-------- Data records --------

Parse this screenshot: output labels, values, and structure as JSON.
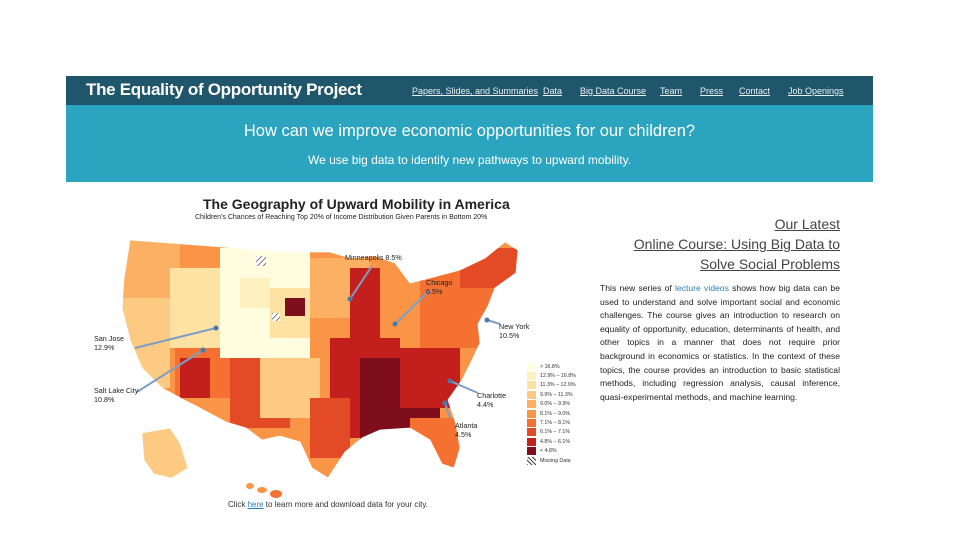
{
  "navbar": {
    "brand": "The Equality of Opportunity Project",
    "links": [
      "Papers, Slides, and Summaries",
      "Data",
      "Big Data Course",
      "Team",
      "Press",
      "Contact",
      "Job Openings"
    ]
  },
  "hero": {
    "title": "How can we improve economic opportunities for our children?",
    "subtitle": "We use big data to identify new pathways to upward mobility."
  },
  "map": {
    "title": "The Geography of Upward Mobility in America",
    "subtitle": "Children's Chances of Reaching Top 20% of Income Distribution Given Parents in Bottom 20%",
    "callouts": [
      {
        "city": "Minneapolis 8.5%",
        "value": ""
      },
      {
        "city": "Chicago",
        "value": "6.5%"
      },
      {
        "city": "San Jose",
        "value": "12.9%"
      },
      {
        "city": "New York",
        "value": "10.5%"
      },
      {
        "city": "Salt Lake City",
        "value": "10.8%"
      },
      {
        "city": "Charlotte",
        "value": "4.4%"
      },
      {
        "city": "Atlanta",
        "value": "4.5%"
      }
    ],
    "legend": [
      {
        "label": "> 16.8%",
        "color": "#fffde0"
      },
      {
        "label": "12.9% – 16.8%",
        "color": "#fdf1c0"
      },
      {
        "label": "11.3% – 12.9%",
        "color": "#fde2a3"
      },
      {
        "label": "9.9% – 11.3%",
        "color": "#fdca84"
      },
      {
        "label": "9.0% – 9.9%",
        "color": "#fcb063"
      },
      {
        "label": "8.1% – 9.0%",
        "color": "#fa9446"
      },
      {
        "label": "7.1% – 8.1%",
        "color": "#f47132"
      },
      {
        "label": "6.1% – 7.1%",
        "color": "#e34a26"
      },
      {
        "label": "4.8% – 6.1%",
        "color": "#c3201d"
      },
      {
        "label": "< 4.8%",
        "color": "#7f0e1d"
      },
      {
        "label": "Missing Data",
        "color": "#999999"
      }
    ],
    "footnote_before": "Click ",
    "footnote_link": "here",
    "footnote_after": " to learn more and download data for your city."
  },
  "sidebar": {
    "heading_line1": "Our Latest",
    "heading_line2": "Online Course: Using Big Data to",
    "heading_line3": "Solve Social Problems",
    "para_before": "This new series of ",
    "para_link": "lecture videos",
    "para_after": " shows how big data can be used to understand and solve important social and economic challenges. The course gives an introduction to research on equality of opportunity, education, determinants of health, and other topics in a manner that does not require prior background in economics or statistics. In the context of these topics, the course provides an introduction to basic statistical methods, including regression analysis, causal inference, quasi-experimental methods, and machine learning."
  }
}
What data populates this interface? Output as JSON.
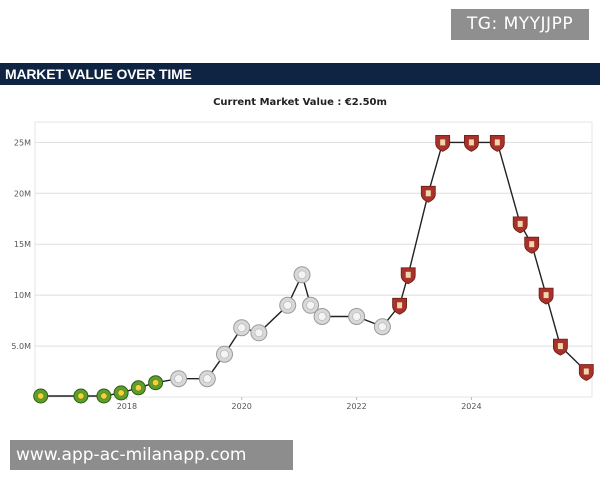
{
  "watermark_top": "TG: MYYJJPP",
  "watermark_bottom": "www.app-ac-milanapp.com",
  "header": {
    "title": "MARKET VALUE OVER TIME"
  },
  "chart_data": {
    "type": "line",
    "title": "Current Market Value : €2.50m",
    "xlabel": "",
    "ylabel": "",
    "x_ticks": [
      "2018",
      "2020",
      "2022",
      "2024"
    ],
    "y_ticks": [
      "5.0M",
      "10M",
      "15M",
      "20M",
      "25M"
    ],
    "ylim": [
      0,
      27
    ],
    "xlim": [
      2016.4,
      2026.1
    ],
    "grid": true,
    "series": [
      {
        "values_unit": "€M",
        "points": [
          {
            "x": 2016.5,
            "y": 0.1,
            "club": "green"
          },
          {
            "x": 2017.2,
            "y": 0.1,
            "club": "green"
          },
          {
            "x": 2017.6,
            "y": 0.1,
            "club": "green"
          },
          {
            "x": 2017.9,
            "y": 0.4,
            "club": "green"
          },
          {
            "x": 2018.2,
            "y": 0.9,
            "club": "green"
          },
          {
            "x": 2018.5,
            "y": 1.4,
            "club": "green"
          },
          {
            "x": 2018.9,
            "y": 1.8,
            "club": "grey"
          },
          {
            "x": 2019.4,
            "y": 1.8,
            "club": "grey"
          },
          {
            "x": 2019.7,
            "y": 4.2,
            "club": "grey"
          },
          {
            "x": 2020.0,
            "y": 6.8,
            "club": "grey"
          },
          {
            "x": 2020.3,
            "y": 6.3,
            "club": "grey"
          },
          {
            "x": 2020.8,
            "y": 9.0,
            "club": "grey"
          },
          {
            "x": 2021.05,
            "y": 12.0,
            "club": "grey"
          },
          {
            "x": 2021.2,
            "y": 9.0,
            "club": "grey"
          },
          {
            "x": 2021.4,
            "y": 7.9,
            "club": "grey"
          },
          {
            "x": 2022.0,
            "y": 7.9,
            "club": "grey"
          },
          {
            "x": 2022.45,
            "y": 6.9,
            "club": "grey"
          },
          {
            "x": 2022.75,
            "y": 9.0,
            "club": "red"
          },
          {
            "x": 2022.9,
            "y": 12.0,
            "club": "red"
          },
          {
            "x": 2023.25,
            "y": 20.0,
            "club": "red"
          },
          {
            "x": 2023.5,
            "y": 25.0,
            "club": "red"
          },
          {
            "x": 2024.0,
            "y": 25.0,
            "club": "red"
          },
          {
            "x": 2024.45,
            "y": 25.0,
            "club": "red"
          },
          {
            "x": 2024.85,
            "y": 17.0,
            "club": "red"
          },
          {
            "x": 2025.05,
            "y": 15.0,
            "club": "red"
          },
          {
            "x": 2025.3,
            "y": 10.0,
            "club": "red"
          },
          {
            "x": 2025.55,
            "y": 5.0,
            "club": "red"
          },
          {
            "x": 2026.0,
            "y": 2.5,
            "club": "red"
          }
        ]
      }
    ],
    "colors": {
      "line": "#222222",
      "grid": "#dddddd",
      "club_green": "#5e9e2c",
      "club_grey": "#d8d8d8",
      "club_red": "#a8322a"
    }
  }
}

--------
-------- Data records --------

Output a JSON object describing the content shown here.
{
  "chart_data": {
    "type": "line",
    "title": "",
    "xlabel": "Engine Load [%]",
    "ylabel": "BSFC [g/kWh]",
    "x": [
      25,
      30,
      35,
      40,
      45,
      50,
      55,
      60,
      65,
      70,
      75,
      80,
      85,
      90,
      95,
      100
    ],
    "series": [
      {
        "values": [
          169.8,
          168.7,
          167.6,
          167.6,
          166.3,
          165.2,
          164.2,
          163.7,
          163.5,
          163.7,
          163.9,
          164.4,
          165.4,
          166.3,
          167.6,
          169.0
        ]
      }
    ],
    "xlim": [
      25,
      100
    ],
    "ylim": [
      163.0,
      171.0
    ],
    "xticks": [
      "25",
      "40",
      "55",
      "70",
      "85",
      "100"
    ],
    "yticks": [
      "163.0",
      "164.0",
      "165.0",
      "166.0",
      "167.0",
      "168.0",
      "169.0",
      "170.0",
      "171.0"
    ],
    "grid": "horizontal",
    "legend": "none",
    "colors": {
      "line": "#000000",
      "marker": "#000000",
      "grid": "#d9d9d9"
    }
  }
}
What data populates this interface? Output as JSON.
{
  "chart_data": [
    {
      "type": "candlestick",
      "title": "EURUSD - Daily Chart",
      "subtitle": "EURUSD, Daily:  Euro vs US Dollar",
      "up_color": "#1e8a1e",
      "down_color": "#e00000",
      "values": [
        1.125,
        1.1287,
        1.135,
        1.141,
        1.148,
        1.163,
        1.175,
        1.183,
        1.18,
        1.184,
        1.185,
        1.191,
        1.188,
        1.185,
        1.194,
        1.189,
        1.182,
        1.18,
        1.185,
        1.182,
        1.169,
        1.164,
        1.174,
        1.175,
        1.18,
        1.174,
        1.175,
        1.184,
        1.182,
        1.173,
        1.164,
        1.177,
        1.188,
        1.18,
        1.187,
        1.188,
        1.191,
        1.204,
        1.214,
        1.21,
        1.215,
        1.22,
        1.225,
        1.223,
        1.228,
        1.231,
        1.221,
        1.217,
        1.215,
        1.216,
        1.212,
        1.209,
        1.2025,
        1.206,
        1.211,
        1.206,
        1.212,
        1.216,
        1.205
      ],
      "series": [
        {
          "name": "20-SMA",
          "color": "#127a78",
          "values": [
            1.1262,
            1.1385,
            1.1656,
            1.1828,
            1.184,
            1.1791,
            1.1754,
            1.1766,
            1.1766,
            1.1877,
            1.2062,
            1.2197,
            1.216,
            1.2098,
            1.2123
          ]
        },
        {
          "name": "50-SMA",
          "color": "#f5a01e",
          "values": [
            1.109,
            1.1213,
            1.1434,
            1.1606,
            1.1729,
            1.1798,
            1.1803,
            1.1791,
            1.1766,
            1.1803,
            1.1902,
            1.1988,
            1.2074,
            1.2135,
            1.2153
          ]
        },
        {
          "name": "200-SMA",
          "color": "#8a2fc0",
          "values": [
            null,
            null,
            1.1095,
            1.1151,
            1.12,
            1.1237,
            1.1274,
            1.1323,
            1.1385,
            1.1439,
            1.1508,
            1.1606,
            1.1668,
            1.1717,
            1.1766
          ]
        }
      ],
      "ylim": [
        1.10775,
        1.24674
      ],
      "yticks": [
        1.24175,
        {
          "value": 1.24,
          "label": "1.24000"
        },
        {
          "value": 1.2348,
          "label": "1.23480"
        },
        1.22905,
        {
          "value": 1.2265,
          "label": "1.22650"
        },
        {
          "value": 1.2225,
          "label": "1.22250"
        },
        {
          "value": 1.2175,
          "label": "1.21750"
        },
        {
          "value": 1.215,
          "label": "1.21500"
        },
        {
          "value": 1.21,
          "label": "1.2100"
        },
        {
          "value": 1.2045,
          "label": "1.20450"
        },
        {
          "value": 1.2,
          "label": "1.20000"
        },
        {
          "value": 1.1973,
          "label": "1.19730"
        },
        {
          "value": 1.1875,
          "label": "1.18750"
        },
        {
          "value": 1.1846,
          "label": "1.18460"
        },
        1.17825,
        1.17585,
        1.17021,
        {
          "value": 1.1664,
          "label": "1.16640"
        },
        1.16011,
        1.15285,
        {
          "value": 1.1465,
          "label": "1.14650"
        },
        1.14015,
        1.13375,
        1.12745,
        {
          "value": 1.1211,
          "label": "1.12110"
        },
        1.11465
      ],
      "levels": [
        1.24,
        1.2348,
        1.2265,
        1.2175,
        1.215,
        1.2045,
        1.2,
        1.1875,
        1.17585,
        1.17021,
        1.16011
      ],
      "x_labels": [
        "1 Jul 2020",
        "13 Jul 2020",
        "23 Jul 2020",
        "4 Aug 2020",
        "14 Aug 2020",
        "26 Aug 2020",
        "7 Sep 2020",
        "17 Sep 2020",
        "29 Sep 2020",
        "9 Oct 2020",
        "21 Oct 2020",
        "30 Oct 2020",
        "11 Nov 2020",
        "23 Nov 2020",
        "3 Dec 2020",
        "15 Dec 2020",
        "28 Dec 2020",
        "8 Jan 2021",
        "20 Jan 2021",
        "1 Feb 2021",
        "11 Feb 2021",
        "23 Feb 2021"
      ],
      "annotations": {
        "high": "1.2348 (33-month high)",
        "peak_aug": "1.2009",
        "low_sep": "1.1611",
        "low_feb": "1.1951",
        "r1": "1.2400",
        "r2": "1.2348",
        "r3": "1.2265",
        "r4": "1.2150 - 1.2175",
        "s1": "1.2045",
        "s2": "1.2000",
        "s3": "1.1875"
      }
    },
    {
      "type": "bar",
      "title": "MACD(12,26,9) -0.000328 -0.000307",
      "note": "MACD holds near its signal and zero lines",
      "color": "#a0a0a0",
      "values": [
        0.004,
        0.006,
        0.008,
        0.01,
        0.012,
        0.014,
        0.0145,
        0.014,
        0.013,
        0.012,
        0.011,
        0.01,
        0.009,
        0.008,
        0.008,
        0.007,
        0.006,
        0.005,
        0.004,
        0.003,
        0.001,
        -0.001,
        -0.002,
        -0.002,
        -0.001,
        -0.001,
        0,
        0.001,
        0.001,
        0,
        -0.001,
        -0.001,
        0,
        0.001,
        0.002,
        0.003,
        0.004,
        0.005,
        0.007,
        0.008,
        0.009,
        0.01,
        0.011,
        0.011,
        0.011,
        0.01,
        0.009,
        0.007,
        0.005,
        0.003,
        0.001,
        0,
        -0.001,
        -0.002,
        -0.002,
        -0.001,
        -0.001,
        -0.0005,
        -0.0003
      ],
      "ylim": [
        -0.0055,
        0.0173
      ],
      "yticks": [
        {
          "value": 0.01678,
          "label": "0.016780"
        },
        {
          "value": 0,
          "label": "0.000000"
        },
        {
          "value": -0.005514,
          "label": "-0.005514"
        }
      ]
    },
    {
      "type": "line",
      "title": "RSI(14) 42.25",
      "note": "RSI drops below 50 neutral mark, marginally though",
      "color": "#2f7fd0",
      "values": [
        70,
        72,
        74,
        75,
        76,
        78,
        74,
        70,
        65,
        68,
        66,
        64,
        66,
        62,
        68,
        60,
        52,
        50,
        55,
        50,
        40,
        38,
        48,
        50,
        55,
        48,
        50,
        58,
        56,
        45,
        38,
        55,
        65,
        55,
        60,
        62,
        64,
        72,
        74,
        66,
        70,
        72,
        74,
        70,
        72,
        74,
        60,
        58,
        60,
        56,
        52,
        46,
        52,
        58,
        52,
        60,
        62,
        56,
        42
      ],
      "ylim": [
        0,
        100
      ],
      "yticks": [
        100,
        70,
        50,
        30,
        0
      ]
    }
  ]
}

--------

The required answer is a single number: the count of lines in the entries that hold the string "MACD".

2